PENGAJIAN DHUHA MASJID BAITUSSALAM
Harta Waris
Ustadz Edi Candra,
Lc, M.E.I.
Jum’at,
26 Rojab 1436H – 15 Mei 2015
Assalamu’alaikum
wr.wb.,
Muslimin
dan muslimat yang dirahmati Allah subhanahu
wata’ala,
Bahasan kali ini adalah tentang Hukum
Waris. Namun sebelumnya perlu disampai-kan pendahuluan tentang landasan
berfikir tentang Hukum Waris, yaitu bahwa kita melandasi thema Waris
berdasarkan Kepatuhan kepada Allah subhanahu wata’ala, agar ada persamaan
persepsi seluruh kaum muslimin.
Tentang kepatuhan kepada Allah subhanahu
wata’ala banyak kita jumpai dalam AlQur’an, antara lain Surat An Nisaa’ ayat 59 :
سُوۡرَةُ النِّسَاء
يَـٰٓأَيُّہَا ٱلَّذِينَ ءَامَنُوٓاْ أَطِيعُواْ ٱللَّهَ
وَأَطِيعُواْ ٱلرَّسُولَ وَأُوْلِى ٱلۡأَمۡرِ مِنكُمۡۖ فَإِن تَنَـٰزَعۡتُمۡ فِى
شَىۡءٍ۬ فَرُدُّوهُ إِلَى ٱللَّهِ وَٱلرَّسُولِ إِن كُنتُمۡ تُؤۡمِنُونَ بِٱللَّهِ
وَٱلۡيَوۡمِ ٱلۡأَخِرِۚ ذَٲلِكَ خَيۡرٌ۬ وَأَحۡسَنُ تَأۡوِيلاً (٥٩)
Hai
orang-orang yang beriman, taatilah Allah dan taatilah Rasul (Nya), dan ulil
amri di antara kamu. kemudian jika kamu berlainan pendapat tentang sesuatu, maka
kembalikanlah ia kepada Allah (Al Quran) dan Rasul (sunnahnya), jika kamu
benar-benar beriman kepada Allah dan hari kemudian. yang demikian itu lebih
utama (bagimu) dan lebih baik akibatnya.

===

■ **Tugas Anda**
[1] Terjemahkan kalimat "Bahasan kali ini adalah tentang Hukum Waris." dari teks pengajian tentang harta waris ke dalam bahasa Inggris.
[2] Tulis ulang bagian teks pengajian tentang harta waris antara "Tentang kepatuhan kepada" dan "وَأَحۡسَنُ تَأۡوِيلاً (٥٩)", termasuk keduanya, dengan mengganti "banyak" menjadi "sering".
[3] Menurut teks pengajian tentang harta waris, surat dan ayat apa yang dikutip sebagai contoh tentang kepatuhan kepada Allah dalam Al-Qur'an?

===

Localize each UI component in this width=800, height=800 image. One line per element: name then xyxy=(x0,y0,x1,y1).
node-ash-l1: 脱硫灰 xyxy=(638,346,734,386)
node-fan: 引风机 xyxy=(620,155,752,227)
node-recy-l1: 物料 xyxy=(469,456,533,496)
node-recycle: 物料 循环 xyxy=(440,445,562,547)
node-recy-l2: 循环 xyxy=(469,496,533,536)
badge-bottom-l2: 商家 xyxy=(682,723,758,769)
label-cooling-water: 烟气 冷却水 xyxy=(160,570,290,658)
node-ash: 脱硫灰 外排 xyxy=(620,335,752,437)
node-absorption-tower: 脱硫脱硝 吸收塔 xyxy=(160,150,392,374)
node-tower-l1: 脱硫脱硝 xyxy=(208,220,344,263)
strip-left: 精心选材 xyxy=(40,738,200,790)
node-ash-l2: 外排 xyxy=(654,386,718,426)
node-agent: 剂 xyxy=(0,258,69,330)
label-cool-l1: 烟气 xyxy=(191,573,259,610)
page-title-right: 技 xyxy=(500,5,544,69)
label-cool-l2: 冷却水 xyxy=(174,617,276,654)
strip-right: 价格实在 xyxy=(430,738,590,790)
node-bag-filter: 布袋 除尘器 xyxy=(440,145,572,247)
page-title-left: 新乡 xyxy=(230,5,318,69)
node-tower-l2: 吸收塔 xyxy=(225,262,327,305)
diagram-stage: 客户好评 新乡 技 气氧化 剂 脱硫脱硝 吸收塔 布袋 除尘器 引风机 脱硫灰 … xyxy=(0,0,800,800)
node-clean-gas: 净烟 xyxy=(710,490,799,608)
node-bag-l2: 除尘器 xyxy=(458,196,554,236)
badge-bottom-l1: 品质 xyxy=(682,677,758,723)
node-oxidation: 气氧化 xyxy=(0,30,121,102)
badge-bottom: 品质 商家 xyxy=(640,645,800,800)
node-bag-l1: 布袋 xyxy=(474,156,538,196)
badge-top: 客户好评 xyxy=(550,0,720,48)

===

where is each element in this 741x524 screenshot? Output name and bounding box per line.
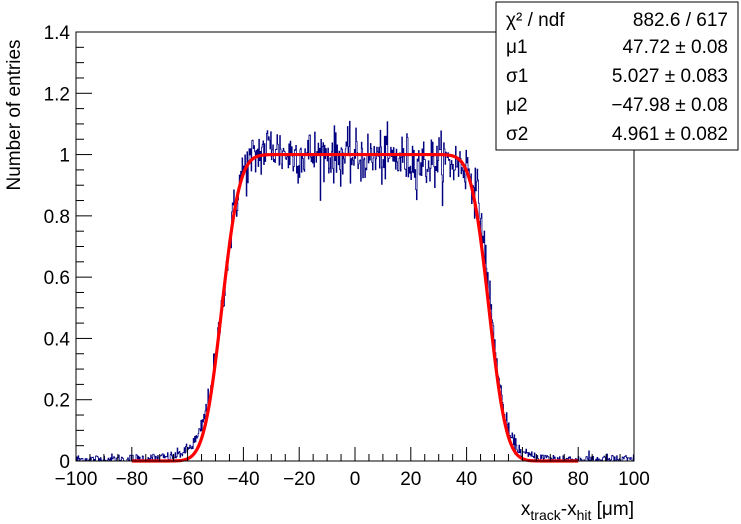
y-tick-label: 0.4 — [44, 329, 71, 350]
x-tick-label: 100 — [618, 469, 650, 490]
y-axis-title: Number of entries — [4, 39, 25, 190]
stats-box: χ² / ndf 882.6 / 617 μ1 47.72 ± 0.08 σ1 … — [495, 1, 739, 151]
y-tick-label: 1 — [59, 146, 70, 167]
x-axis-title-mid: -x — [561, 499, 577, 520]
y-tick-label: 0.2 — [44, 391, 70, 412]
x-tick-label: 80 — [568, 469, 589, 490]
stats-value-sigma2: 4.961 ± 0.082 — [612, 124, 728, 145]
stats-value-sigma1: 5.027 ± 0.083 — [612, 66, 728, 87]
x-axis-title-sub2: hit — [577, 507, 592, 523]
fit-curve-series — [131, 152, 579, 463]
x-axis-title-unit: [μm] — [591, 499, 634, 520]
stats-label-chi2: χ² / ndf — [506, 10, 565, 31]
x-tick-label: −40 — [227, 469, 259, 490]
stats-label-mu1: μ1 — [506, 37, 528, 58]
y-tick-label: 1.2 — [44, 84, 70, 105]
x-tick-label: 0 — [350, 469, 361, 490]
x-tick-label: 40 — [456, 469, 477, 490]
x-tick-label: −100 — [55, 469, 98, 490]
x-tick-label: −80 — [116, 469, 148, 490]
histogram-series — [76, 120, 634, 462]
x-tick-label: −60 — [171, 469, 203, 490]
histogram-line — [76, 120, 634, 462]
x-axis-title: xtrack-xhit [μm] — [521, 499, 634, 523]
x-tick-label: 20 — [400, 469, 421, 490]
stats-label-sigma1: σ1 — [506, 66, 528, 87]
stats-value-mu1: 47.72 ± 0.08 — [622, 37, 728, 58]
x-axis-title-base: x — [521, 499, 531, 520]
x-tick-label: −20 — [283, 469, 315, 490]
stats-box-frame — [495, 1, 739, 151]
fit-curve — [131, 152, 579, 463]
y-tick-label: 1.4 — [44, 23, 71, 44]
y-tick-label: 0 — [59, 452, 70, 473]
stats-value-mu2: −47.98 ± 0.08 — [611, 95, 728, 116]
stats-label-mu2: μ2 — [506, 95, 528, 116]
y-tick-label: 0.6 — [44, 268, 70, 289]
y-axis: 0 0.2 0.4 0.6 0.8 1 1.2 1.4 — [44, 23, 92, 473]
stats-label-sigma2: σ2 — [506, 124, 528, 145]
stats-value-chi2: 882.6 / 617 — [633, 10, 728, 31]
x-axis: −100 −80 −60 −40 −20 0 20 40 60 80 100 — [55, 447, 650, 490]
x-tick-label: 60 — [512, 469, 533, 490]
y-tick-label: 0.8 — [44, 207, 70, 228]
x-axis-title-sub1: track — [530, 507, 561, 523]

===

■ **Hasil Pengerjaan**
[1] This discussion is about Inheritance Law.

[2]
Tentang kepatuhan kepada Allah subhanahu
wata’ala sering kita jumpai dalam AlQur’an, antara lain Surat An Nisaa’ ayat 59 :
سُوۡرَةُ النِّسَاء
يَـٰٓأَيُّہَا ٱلَّذِينَ ءَامَنُوٓاْ أَطِيعُواْ ٱللَّهَ
وَأَطِيعُواْ ٱلرَّسُولَ وَأُوْلِى ٱلۡأَمۡرِ مِنكُمۡۖ فَإِن تَنَـٰزَعۡتُمۡ فِى
شَىۡءٍ۬ فَرُدُّوهُ إِلَى ٱللَّهِ وَٱلرَّسُولِ إِن كُنتُمۡ تُؤۡمِنُونَ بِٱللَّهِ
وَٱلۡيَوۡمِ ٱلۡأَخِرِۚ ذَٲلِكَ خَيۡرٌ۬ وَأَحۡسَنُ تَأۡوِيلاً (٥٩)

[3] Surat An Nisaa' ayat 59.